** Start Extracted data **
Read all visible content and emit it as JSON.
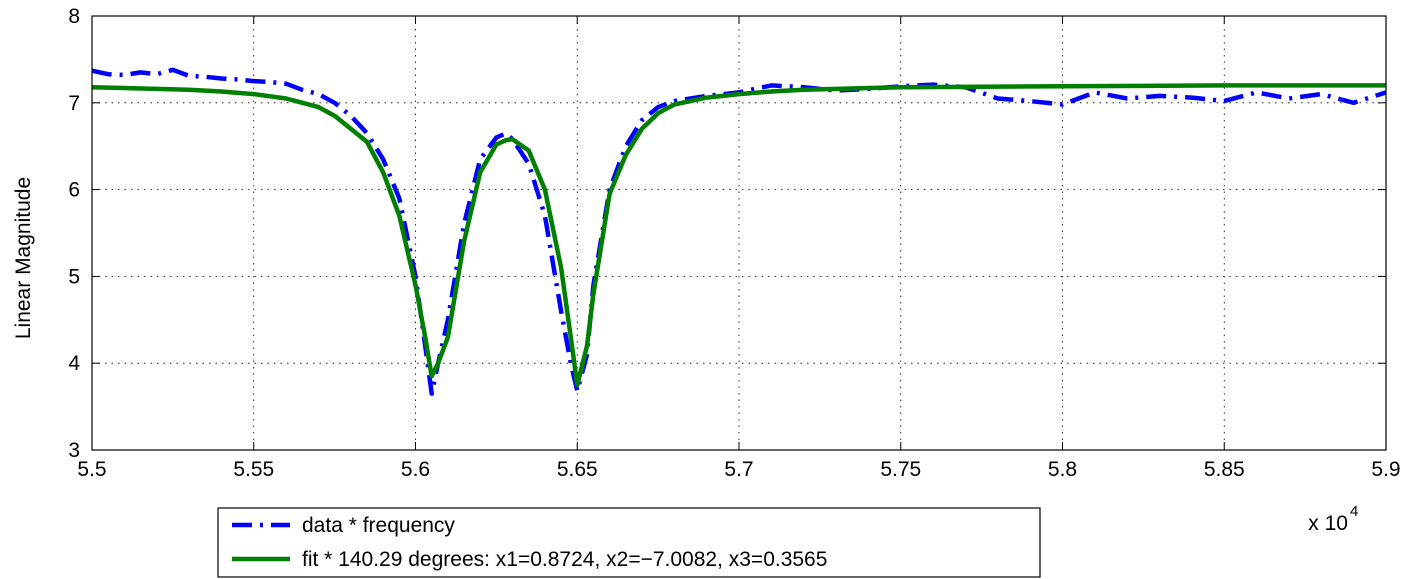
{
  "chart_data": {
    "type": "line",
    "title": "",
    "xlabel": "",
    "ylabel": "Linear Magnitude",
    "x_multiplier_label": "x 10",
    "x_multiplier_exponent": "4",
    "xlim": [
      5.5,
      5.9
    ],
    "ylim": [
      3,
      8
    ],
    "x_ticks": [
      "5.5",
      "5.55",
      "5.6",
      "5.65",
      "5.7",
      "5.75",
      "5.8",
      "5.85",
      "5.9"
    ],
    "y_ticks": [
      "3",
      "4",
      "5",
      "6",
      "7",
      "8"
    ],
    "x_tick_values": [
      5.5,
      5.55,
      5.6,
      5.65,
      5.7,
      5.75,
      5.8,
      5.85,
      5.9
    ],
    "y_tick_values": [
      3,
      4,
      5,
      6,
      7,
      8
    ],
    "grid": true,
    "legend_position": "bottom-left, below plot",
    "series": [
      {
        "name": "data * frequency",
        "color": "#0000ff",
        "style": "dash-dot",
        "x": [
          5.5,
          5.505,
          5.51,
          5.515,
          5.52,
          5.525,
          5.53,
          5.535,
          5.54,
          5.545,
          5.55,
          5.555,
          5.56,
          5.565,
          5.57,
          5.575,
          5.58,
          5.585,
          5.59,
          5.595,
          5.6,
          5.603,
          5.605,
          5.607,
          5.61,
          5.615,
          5.62,
          5.625,
          5.628,
          5.63,
          5.635,
          5.64,
          5.645,
          5.648,
          5.65,
          5.653,
          5.655,
          5.66,
          5.665,
          5.67,
          5.675,
          5.68,
          5.69,
          5.7,
          5.71,
          5.72,
          5.73,
          5.74,
          5.75,
          5.76,
          5.77,
          5.78,
          5.79,
          5.8,
          5.81,
          5.82,
          5.83,
          5.84,
          5.85,
          5.86,
          5.87,
          5.88,
          5.89,
          5.9
        ],
        "y": [
          7.37,
          7.33,
          7.32,
          7.35,
          7.33,
          7.38,
          7.31,
          7.3,
          7.28,
          7.27,
          7.25,
          7.24,
          7.22,
          7.15,
          7.1,
          7.0,
          6.85,
          6.65,
          6.35,
          5.9,
          5.0,
          4.2,
          3.65,
          4.0,
          4.5,
          5.6,
          6.35,
          6.6,
          6.65,
          6.58,
          6.3,
          5.7,
          4.6,
          4.0,
          3.68,
          4.1,
          4.9,
          6.0,
          6.5,
          6.8,
          6.95,
          7.02,
          7.08,
          7.12,
          7.2,
          7.18,
          7.14,
          7.16,
          7.19,
          7.21,
          7.18,
          7.05,
          7.02,
          6.98,
          7.12,
          7.05,
          7.08,
          7.06,
          7.02,
          7.12,
          7.05,
          7.1,
          7.0,
          7.12
        ]
      },
      {
        "name": "fit * 140.29 degrees: x1=0.8724, x2=−7.0082, x3=0.3565",
        "color": "#007f00",
        "style": "solid",
        "x": [
          5.5,
          5.51,
          5.52,
          5.53,
          5.54,
          5.55,
          5.56,
          5.565,
          5.57,
          5.575,
          5.58,
          5.585,
          5.59,
          5.595,
          5.6,
          5.603,
          5.605,
          5.607,
          5.61,
          5.615,
          5.62,
          5.625,
          5.628,
          5.63,
          5.635,
          5.64,
          5.645,
          5.648,
          5.65,
          5.653,
          5.655,
          5.66,
          5.665,
          5.67,
          5.675,
          5.68,
          5.69,
          5.7,
          5.71,
          5.72,
          5.73,
          5.75,
          5.8,
          5.85,
          5.9
        ],
        "y": [
          7.18,
          7.17,
          7.16,
          7.15,
          7.13,
          7.1,
          7.05,
          7.0,
          6.95,
          6.85,
          6.7,
          6.55,
          6.2,
          5.7,
          4.9,
          4.3,
          3.85,
          4.0,
          4.3,
          5.4,
          6.2,
          6.52,
          6.57,
          6.58,
          6.45,
          6.0,
          5.1,
          4.3,
          3.75,
          4.2,
          4.8,
          5.95,
          6.4,
          6.7,
          6.88,
          6.98,
          7.06,
          7.1,
          7.13,
          7.15,
          7.16,
          7.18,
          7.19,
          7.2,
          7.2
        ]
      }
    ]
  }
}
** End Extracted data **
Exercise: Give every record again exactly, apart from the pictures, which stay out.

Solution to the exercise:
Read all visible content and emit it as JSON.
{
  "chart_data": {
    "type": "line",
    "title": "",
    "xlabel": "",
    "ylabel": "Linear Magnitude",
    "x_multiplier_label": "x 10",
    "x_multiplier_exponent": "4",
    "xlim": [
      5.5,
      5.9
    ],
    "ylim": [
      3,
      8
    ],
    "x_ticks": [
      "5.5",
      "5.55",
      "5.6",
      "5.65",
      "5.7",
      "5.75",
      "5.8",
      "5.85",
      "5.9"
    ],
    "y_ticks": [
      "3",
      "4",
      "5",
      "6",
      "7",
      "8"
    ],
    "x_tick_values": [
      5.5,
      5.55,
      5.6,
      5.65,
      5.7,
      5.75,
      5.8,
      5.85,
      5.9
    ],
    "y_tick_values": [
      3,
      4,
      5,
      6,
      7,
      8
    ],
    "grid": true,
    "legend_position": "bottom-left, below plot",
    "series": [
      {
        "name": "data * frequency",
        "color": "#0000ff",
        "style": "dash-dot",
        "x": [
          5.5,
          5.505,
          5.51,
          5.515,
          5.52,
          5.525,
          5.53,
          5.535,
          5.54,
          5.545,
          5.55,
          5.555,
          5.56,
          5.565,
          5.57,
          5.575,
          5.58,
          5.585,
          5.59,
          5.595,
          5.6,
          5.603,
          5.605,
          5.607,
          5.61,
          5.615,
          5.62,
          5.625,
          5.628,
          5.63,
          5.635,
          5.64,
          5.645,
          5.648,
          5.65,
          5.653,
          5.655,
          5.66,
          5.665,
          5.67,
          5.675,
          5.68,
          5.69,
          5.7,
          5.71,
          5.72,
          5.73,
          5.74,
          5.75,
          5.76,
          5.77,
          5.78,
          5.79,
          5.8,
          5.81,
          5.82,
          5.83,
          5.84,
          5.85,
          5.86,
          5.87,
          5.88,
          5.89,
          5.9
        ],
        "y": [
          7.37,
          7.33,
          7.32,
          7.35,
          7.33,
          7.38,
          7.31,
          7.3,
          7.28,
          7.27,
          7.25,
          7.24,
          7.22,
          7.15,
          7.1,
          7.0,
          6.85,
          6.65,
          6.35,
          5.9,
          5.0,
          4.2,
          3.65,
          4.0,
          4.5,
          5.6,
          6.35,
          6.6,
          6.65,
          6.58,
          6.3,
          5.7,
          4.6,
          4.0,
          3.68,
          4.1,
          4.9,
          6.0,
          6.5,
          6.8,
          6.95,
          7.02,
          7.08,
          7.12,
          7.2,
          7.18,
          7.14,
          7.16,
          7.19,
          7.21,
          7.18,
          7.05,
          7.02,
          6.98,
          7.12,
          7.05,
          7.08,
          7.06,
          7.02,
          7.12,
          7.05,
          7.1,
          7.0,
          7.12
        ]
      },
      {
        "name": "fit * 140.29 degrees: x1=0.8724, x2=−7.0082, x3=0.3565",
        "color": "#007f00",
        "style": "solid",
        "x": [
          5.5,
          5.51,
          5.52,
          5.53,
          5.54,
          5.55,
          5.56,
          5.565,
          5.57,
          5.575,
          5.58,
          5.585,
          5.59,
          5.595,
          5.6,
          5.603,
          5.605,
          5.607,
          5.61,
          5.615,
          5.62,
          5.625,
          5.628,
          5.63,
          5.635,
          5.64,
          5.645,
          5.648,
          5.65,
          5.653,
          5.655,
          5.66,
          5.665,
          5.67,
          5.675,
          5.68,
          5.69,
          5.7,
          5.71,
          5.72,
          5.73,
          5.75,
          5.8,
          5.85,
          5.9
        ],
        "y": [
          7.18,
          7.17,
          7.16,
          7.15,
          7.13,
          7.1,
          7.05,
          7.0,
          6.95,
          6.85,
          6.7,
          6.55,
          6.2,
          5.7,
          4.9,
          4.3,
          3.85,
          4.0,
          4.3,
          5.4,
          6.2,
          6.52,
          6.57,
          6.58,
          6.45,
          6.0,
          5.1,
          4.3,
          3.75,
          4.2,
          4.8,
          5.95,
          6.4,
          6.7,
          6.88,
          6.98,
          7.06,
          7.1,
          7.13,
          7.15,
          7.16,
          7.18,
          7.19,
          7.2,
          7.2
        ]
      }
    ]
  }
}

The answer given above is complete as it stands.